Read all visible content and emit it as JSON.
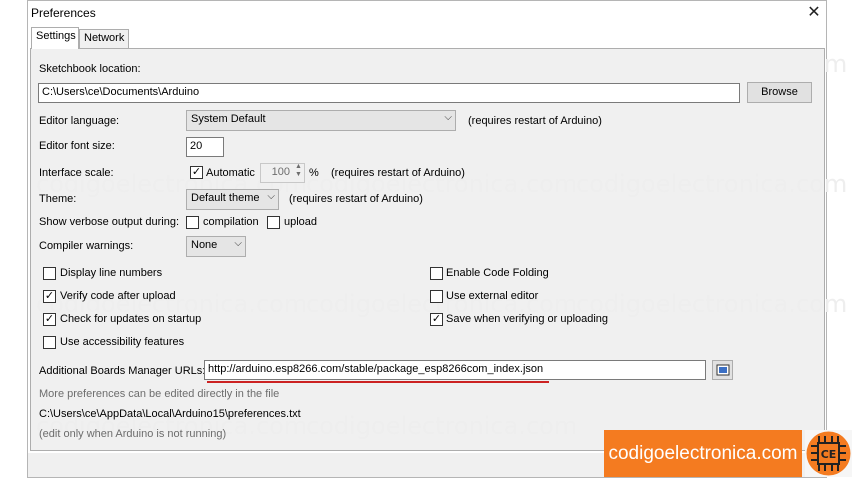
{
  "window": {
    "title": "Preferences"
  },
  "tabs": [
    {
      "label": "Settings"
    },
    {
      "label": "Network"
    }
  ],
  "sketchbook": {
    "label": "Sketchbook location:",
    "value": "C:\\Users\\ce\\Documents\\Arduino",
    "browse_label": "Browse"
  },
  "editor_language": {
    "label": "Editor language:",
    "value": "System Default",
    "note": "(requires restart of Arduino)"
  },
  "font_size": {
    "label": "Editor font size:",
    "value": "20"
  },
  "interface_scale": {
    "label": "Interface scale:",
    "automatic_label": "Automatic",
    "automatic_checked": true,
    "value": "100",
    "unit": "%",
    "note": "(requires restart of Arduino)"
  },
  "theme": {
    "label": "Theme:",
    "value": "Default theme",
    "note": "(requires restart of Arduino)"
  },
  "verbose": {
    "label": "Show verbose output during:",
    "compilation_label": "compilation",
    "upload_label": "upload"
  },
  "warnings": {
    "label": "Compiler warnings:",
    "value": "None"
  },
  "options_left": [
    {
      "label": "Display line numbers",
      "checked": false
    },
    {
      "label": "Verify code after upload",
      "checked": true
    },
    {
      "label": "Check for updates on startup",
      "checked": true
    },
    {
      "label": "Use accessibility features",
      "checked": false
    }
  ],
  "options_right": [
    {
      "label": "Enable Code Folding",
      "checked": false
    },
    {
      "label": "Use external editor",
      "checked": false
    },
    {
      "label": "Save when verifying or uploading",
      "checked": true
    }
  ],
  "boards_urls": {
    "label": "Additional Boards Manager URLs:",
    "value": "http://arduino.esp8266.com/stable/package_esp8266com_index.json"
  },
  "more_prefs": {
    "text": "More preferences can be edited directly in the file"
  },
  "prefs_path": {
    "text": "C:\\Users\\ce\\AppData\\Local\\Arduino15\\preferences.txt"
  },
  "edit_note": {
    "text": "(edit only when Arduino is not running)"
  },
  "watermark": {
    "text": "codigoelectronica.com"
  },
  "brand": {
    "text": "codigoelectronica.com",
    "logo_text": "CE"
  },
  "colors": {
    "brand": "#f47b20",
    "underline": "#cc2222"
  },
  "icons": {
    "close": "close-icon",
    "check": "check-icon",
    "chevron": "chevron-down-icon",
    "url-editor": "url-editor-icon"
  }
}
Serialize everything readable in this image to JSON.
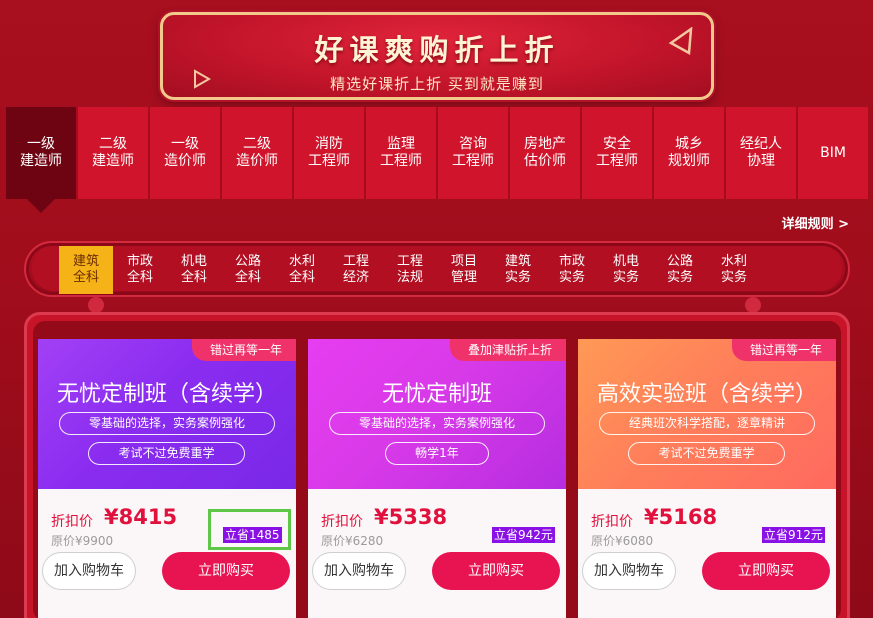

[WRITTEN EXERCISE]: Pictures are excluded; copy every other part of the records exactly.

[ANSWER TO THIS TASK]:
Read all visible content and emit it as JSON.
{
  "window": {
    "title": "Preferences"
  },
  "tabs": [
    {
      "label": "Settings"
    },
    {
      "label": "Network"
    }
  ],
  "sketchbook": {
    "label": "Sketchbook location:",
    "value": "C:\\Users\\ce\\Documents\\Arduino",
    "browse_label": "Browse"
  },
  "editor_language": {
    "label": "Editor language:",
    "value": "System Default",
    "note": "(requires restart of Arduino)"
  },
  "font_size": {
    "label": "Editor font size:",
    "value": "20"
  },
  "interface_scale": {
    "label": "Interface scale:",
    "automatic_label": "Automatic",
    "automatic_checked": true,
    "value": "100",
    "unit": "%",
    "note": "(requires restart of Arduino)"
  },
  "theme": {
    "label": "Theme:",
    "value": "Default theme",
    "note": "(requires restart of Arduino)"
  },
  "verbose": {
    "label": "Show verbose output during:",
    "compilation_label": "compilation",
    "upload_label": "upload"
  },
  "warnings": {
    "label": "Compiler warnings:",
    "value": "None"
  },
  "options_left": [
    {
      "label": "Display line numbers",
      "checked": false
    },
    {
      "label": "Verify code after upload",
      "checked": true
    },
    {
      "label": "Check for updates on startup",
      "checked": true
    },
    {
      "label": "Use accessibility features",
      "checked": false
    }
  ],
  "options_right": [
    {
      "label": "Enable Code Folding",
      "checked": false
    },
    {
      "label": "Use external editor",
      "checked": false
    },
    {
      "label": "Save when verifying or uploading",
      "checked": true
    }
  ],
  "boards_urls": {
    "label": "Additional Boards Manager URLs:",
    "value": "http://arduino.esp8266.com/stable/package_esp8266com_index.json"
  },
  "more_prefs": {
    "text": "More preferences can be edited directly in the file"
  },
  "prefs_path": {
    "text": "C:\\Users\\ce\\AppData\\Local\\Arduino15\\preferences.txt"
  },
  "edit_note": {
    "text": "(edit only when Arduino is not running)"
  },
  "watermark": {
    "text": "codigoelectronica.com"
  },
  "brand": {
    "text": "codigoelectronica.com",
    "logo_text": "CE"
  },
  "colors": {
    "brand": "#f47b20",
    "underline": "#cc2222"
  },
  "icons": {
    "close": "close-icon",
    "check": "check-icon",
    "chevron": "chevron-down-icon",
    "url-editor": "url-editor-icon"
  }
}
Serialize everything readable in this image to JSON.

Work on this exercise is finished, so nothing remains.